Start of GIVEN DATA

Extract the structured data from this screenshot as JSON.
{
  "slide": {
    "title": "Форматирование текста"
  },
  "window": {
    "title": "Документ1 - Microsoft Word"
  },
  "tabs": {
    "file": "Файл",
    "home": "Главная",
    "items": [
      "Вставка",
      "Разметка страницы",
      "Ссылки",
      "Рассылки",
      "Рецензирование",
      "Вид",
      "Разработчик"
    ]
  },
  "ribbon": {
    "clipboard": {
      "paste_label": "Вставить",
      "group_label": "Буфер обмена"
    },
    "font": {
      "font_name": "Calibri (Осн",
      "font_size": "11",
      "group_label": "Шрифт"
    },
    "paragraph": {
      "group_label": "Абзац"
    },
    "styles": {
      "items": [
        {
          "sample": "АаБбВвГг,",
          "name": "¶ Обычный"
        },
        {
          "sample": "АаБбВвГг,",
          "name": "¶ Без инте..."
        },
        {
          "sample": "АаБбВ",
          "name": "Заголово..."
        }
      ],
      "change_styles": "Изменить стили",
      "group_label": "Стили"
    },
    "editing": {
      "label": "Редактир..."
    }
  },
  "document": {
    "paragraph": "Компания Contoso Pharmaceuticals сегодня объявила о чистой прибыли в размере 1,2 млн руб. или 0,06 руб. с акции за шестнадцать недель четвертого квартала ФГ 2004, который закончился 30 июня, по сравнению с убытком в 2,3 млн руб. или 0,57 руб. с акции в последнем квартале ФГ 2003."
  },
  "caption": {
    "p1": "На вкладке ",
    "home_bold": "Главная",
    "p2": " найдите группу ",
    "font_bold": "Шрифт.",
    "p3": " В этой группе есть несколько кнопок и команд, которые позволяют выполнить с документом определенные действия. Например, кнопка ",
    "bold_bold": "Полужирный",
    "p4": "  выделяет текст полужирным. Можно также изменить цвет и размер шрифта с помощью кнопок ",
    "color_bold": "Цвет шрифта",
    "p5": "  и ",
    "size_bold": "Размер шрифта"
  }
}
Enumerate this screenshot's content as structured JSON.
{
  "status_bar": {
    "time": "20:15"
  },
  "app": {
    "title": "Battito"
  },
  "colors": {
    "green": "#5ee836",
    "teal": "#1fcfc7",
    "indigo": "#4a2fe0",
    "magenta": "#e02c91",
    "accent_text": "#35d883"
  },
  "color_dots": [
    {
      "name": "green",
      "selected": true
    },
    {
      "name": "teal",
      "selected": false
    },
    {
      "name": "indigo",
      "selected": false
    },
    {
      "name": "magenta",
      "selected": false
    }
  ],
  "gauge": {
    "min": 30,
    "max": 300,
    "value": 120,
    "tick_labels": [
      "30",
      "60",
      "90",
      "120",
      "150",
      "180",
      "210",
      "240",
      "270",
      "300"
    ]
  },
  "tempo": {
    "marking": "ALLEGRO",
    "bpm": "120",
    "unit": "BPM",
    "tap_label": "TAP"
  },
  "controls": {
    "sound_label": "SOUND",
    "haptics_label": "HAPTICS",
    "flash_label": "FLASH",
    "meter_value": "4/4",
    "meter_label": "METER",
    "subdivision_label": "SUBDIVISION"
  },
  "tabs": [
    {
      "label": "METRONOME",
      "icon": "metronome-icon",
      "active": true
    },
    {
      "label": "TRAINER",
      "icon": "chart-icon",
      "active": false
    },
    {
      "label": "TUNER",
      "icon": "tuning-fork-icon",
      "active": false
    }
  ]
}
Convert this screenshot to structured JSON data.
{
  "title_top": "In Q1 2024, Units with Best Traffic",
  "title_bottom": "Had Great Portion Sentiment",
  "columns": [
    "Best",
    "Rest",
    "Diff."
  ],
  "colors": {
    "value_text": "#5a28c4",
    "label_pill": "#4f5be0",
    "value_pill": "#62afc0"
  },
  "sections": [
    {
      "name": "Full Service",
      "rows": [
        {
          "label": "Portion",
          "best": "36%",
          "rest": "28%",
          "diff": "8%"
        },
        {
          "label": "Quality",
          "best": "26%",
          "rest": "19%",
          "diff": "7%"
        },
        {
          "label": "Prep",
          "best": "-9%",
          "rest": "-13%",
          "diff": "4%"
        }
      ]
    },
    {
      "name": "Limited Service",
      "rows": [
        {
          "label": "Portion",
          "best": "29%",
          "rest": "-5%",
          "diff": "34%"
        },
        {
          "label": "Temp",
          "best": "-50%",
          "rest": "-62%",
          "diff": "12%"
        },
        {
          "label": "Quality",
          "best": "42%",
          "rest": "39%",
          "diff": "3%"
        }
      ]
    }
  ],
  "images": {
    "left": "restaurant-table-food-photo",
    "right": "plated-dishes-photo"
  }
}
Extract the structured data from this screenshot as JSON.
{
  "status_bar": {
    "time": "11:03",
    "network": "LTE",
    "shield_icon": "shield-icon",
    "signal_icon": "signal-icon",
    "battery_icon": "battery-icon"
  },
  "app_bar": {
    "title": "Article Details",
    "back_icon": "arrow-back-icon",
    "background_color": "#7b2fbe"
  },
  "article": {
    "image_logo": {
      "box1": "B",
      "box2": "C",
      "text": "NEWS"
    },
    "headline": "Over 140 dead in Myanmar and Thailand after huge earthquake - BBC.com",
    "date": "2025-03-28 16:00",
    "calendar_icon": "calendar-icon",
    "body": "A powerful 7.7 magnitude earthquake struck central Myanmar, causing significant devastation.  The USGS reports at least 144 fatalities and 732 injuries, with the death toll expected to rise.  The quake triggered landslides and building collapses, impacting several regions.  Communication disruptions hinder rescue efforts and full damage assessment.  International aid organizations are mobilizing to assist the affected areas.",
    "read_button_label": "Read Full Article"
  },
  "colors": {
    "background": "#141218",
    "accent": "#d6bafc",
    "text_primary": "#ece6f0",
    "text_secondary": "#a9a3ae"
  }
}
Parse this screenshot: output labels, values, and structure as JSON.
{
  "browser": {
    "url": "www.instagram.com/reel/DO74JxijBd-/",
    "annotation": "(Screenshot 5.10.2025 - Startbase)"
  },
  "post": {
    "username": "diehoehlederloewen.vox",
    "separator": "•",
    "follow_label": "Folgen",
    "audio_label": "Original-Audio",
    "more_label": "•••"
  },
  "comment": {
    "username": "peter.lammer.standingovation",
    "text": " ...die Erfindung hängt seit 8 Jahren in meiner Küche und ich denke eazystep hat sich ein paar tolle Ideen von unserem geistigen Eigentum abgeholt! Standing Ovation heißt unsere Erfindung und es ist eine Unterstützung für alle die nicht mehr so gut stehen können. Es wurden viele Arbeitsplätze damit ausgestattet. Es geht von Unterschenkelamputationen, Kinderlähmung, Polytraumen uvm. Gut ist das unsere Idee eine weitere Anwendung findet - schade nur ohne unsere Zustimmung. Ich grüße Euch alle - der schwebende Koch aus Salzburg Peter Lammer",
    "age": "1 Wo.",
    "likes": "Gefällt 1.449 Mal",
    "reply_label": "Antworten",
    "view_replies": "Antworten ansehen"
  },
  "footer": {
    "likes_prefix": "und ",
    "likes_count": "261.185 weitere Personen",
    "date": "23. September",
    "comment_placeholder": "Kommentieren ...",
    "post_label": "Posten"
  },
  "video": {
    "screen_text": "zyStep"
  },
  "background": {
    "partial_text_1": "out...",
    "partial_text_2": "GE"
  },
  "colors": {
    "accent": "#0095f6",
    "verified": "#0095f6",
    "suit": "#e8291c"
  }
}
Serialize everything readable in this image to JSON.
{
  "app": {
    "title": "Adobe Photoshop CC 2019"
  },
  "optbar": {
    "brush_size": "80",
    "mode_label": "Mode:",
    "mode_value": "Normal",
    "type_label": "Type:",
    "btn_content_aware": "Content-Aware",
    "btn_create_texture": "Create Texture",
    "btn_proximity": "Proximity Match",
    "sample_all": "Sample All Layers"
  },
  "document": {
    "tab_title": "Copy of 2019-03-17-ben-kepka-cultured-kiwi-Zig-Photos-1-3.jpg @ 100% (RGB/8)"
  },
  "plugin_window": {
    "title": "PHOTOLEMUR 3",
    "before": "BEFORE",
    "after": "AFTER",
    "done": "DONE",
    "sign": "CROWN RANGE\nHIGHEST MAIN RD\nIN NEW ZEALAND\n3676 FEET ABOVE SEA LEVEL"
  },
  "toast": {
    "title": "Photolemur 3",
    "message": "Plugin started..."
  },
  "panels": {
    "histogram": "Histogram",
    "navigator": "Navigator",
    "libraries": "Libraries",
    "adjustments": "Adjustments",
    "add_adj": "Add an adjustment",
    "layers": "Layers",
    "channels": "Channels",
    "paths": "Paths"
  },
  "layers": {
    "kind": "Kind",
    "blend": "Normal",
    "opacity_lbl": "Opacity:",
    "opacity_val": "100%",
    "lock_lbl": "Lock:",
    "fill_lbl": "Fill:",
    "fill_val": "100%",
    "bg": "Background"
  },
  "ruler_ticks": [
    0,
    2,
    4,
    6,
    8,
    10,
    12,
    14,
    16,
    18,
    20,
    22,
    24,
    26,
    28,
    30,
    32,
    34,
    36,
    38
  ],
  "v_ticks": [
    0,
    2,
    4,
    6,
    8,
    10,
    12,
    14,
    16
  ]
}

End of GIVEN DATA

GOAL OF THE EXERCISE
Copy out each line in the listing that has the word "Service".

WRITTEN RESPONSE
      "name": "Full Service",
      "name": "Limited Service",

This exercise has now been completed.